▶ _Problem_
Emit the entire listing verbatim.

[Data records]
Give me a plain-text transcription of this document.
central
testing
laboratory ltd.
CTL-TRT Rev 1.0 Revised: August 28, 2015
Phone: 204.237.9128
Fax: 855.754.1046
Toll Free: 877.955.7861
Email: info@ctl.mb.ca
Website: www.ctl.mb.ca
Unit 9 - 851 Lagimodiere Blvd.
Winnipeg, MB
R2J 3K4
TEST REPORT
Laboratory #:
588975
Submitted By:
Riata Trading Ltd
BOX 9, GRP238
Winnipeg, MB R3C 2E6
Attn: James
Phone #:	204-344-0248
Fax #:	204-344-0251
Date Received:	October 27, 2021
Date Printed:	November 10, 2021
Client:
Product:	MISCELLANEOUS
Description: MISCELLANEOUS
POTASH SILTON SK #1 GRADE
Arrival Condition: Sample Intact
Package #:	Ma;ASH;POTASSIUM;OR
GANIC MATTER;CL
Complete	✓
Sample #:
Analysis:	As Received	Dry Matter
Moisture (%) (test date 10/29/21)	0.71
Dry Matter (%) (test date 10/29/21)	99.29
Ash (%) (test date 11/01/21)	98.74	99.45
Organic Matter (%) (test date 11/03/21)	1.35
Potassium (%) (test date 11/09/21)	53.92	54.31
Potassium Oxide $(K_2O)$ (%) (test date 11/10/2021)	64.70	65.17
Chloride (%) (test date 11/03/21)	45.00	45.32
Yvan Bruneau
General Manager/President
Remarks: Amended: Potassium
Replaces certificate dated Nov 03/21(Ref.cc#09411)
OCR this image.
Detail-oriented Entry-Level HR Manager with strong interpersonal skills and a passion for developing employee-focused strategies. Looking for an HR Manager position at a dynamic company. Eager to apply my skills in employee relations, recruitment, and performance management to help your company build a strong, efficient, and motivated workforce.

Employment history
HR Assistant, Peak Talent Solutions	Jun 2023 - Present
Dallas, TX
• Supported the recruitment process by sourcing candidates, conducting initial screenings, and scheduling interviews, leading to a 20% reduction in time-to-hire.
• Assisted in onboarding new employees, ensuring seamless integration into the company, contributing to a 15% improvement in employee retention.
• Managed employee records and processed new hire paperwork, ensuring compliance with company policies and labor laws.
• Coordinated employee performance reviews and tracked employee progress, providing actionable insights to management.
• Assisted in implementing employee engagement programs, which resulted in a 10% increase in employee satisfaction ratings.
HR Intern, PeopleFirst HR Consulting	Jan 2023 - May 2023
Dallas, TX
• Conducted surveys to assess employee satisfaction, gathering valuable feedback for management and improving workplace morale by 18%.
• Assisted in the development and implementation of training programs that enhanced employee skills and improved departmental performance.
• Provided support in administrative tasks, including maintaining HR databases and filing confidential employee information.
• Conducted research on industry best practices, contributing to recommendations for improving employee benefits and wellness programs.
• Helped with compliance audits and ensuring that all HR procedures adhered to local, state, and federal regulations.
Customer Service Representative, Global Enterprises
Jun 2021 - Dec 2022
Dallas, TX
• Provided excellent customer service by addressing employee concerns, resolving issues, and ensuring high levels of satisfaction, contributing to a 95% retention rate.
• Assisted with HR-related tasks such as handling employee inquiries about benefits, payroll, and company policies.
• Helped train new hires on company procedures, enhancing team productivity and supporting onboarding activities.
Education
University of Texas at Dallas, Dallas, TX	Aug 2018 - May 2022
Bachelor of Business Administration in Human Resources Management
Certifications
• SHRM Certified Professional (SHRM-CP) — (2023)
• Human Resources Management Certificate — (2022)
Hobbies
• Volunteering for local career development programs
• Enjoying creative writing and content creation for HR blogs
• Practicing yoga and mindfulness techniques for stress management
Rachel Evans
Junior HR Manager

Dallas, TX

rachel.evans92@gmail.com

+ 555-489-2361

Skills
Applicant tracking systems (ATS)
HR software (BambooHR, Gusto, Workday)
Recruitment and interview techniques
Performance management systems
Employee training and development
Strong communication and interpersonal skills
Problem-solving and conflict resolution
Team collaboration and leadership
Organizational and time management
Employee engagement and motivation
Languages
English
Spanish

▶ _Solution below_
Give me a plain-text transcription of this document.
central
testing
laboratory ltd.
CTL-TRT Rev 1.0 Revised: August 28, 2015
Phone: 204.237.9128
Fax: 855.754.1046
Toll Free: 877.955.7861
Email: info@ctl.mb.ca
Website: www.ctl.mb.ca
Unit 9 - 851 Lagimodiere Blvd.
Winnipeg, MB
R2J 3K4
TEST REPORT
Laboratory #:
588975
Submitted By:
Riata Trading Ltd
BOX 9, GRP238
Winnipeg, MB R3C 2E6
Attn: James
Phone #:	204-344-0248
Fax #:	204-344-0251
Date Received:	October 27, 2021
Date Printed:	November 10, 2021
Client:
Product:	MISCELLANEOUS
Description: MISCELLANEOUS
POTASH SILTON SK #1 GRADE
Arrival Condition: Sample Intact
Package #:	Ma;ASH;POTASSIUM;OR
GANIC MATTER;CL
Complete	✓
Sample #:
Analysis:	As Received	Dry Matter
Moisture (%) (test date 10/29/21)	0.71
Dry Matter (%) (test date 10/29/21)	99.29
Ash (%) (test date 11/01/21)	98.74	99.45
Organic Matter (%) (test date 11/03/21)	1.35
Potassium (%) (test date 11/09/21)	53.92	54.31
Potassium Oxide $(K_2O)$ (%) (test date 11/10/2021)	64.70	65.17
Chloride (%) (test date 11/03/21)	45.00	45.32
Yvan Bruneau
General Manager/President
Remarks: Amended: Potassium
Replaces certificate dated Nov 03/21(Ref.cc#09411)
OCR this image.
Detail-oriented Entry-Level HR Manager with strong interpersonal skills and a passion for developing employee-focused strategies. Looking for an HR Manager position at a dynamic company. Eager to apply my skills in employee relations, recruitment, and performance management to help your company build a strong, efficient, and motivated workforce.

Employment history
HR Assistant, Peak Talent Solutions	Jun 2023 - Present
Dallas, TX
• Supported the recruitment process by sourcing candidates, conducting initial screenings, and scheduling interviews, leading to a 20% reduction in time-to-hire.
• Assisted in onboarding new employees, ensuring seamless integration into the company, contributing to a 15% improvement in employee retention.
• Managed employee records and processed new hire paperwork, ensuring compliance with company policies and labor laws.
• Coordinated employee performance reviews and tracked employee progress, providing actionable insights to management.
• Assisted in implementing employee engagement programs, which resulted in a 10% increase in employee satisfaction ratings.
HR Intern, PeopleFirst HR Consulting	Jan 2023 - May 2023
Dallas, TX
• Conducted surveys to assess employee satisfaction, gathering valuable feedback for management and improving workplace morale by 18%.
• Assisted in the development and implementation of training programs that enhanced employee skills and improved departmental performance.
• Provided support in administrative tasks, including maintaining HR databases and filing confidential employee information.
• Conducted research on industry best practices, contributing to recommendations for improving employee benefits and wellness programs.
• Helped with compliance audits and ensuring that all HR procedures adhered to local, state, and federal regulations.
Customer Service Representative, Global Enterprises
Jun 2021 - Dec 2022
Dallas, TX
• Provided excellent customer service by addressing employee concerns, resolving issues, and ensuring high levels of satisfaction, contributing to a 95% retention rate.
• Assisted with HR-related tasks such as handling employee inquiries about benefits, payroll, and company policies.
• Helped train new hires on company procedures, enhancing team productivity and supporting onboarding activities.
Education
University of Texas at Dallas, Dallas, TX	Aug 2018 - May 2022
Bachelor of Business Administration in Human Resources Management
Certifications
• SHRM Certified Professional (SHRM-CP) — (2023)
• Human Resources Management Certificate — (2022)
Hobbies
• Volunteering for local career development programs
• Enjoying creative writing and content creation for HR blogs
• Practicing yoga and mindfulness techniques for stress management
Rachel Evans
Junior HR Manager

Dallas, TX

rachel.evans92@gmail.com

+ 555-489-2361

Skills
Applicant tracking systems (ATS)
HR software (BambooHR, Gusto, Workday)
Recruitment and interview techniques
Performance management systems
Employee training and development
Strong communication and interpersonal skills
Problem-solving and conflict resolution
Team collaboration and leadership
Organizational and time management
Employee engagement and motivation
Languages
English
Spanish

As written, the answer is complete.